>> begin

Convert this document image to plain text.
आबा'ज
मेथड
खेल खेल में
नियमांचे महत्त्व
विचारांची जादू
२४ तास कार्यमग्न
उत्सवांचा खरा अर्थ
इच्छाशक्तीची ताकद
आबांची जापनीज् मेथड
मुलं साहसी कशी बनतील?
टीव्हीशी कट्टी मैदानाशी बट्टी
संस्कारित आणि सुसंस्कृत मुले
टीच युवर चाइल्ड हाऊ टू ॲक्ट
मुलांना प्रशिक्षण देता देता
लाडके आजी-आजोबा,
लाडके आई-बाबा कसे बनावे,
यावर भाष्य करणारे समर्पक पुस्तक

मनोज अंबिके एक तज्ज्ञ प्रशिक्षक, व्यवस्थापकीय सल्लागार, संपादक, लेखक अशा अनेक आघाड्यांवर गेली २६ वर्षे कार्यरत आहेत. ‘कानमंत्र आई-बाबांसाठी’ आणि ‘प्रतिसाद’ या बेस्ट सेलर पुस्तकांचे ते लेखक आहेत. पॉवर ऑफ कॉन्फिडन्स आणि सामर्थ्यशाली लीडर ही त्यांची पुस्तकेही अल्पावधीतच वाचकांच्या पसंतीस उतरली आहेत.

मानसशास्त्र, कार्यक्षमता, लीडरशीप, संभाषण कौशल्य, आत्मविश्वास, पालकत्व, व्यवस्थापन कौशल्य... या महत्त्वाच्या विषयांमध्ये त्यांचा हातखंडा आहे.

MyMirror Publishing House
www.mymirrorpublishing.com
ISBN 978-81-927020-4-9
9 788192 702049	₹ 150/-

>> end

[What is asked]
Output the records exactly, including every line.

[Result]
Convert this document image to plain text.
आबा'ज
मेथड
खेल खेल में
नियमांचे महत्त्व
विचारांची जादू
२४ तास कार्यमग्न
उत्सवांचा खरा अर्थ
इच्छाशक्तीची ताकद
आबांची जापनीज् मेथड
मुलं साहसी कशी बनतील?
टीव्हीशी कट्टी मैदानाशी बट्टी
संस्कारित आणि सुसंस्कृत मुले
टीच युवर चाइल्ड हाऊ टू ॲक्ट
मुलांना प्रशिक्षण देता देता
लाडके आजी-आजोबा,
लाडके आई-बाबा कसे बनावे,
यावर भाष्य करणारे समर्पक पुस्तक

मनोज अंबिके एक तज्ज्ञ प्रशिक्षक, व्यवस्थापकीय सल्लागार, संपादक, लेखक अशा अनेक आघाड्यांवर गेली २६ वर्षे कार्यरत आहेत. ‘कानमंत्र आई-बाबांसाठी’ आणि ‘प्रतिसाद’ या बेस्ट सेलर पुस्तकांचे ते लेखक आहेत. पॉवर ऑफ कॉन्फिडन्स आणि सामर्थ्यशाली लीडर ही त्यांची पुस्तकेही अल्पावधीतच वाचकांच्या पसंतीस उतरली आहेत.

मानसशास्त्र, कार्यक्षमता, लीडरशीप, संभाषण कौशल्य, आत्मविश्वास, पालकत्व, व्यवस्थापन कौशल्य... या महत्त्वाच्या विषयांमध्ये त्यांचा हातखंडा आहे.

MyMirror Publishing House
www.mymirrorpublishing.com
ISBN 978-81-927020-4-9
9 788192 702049	₹ 150/-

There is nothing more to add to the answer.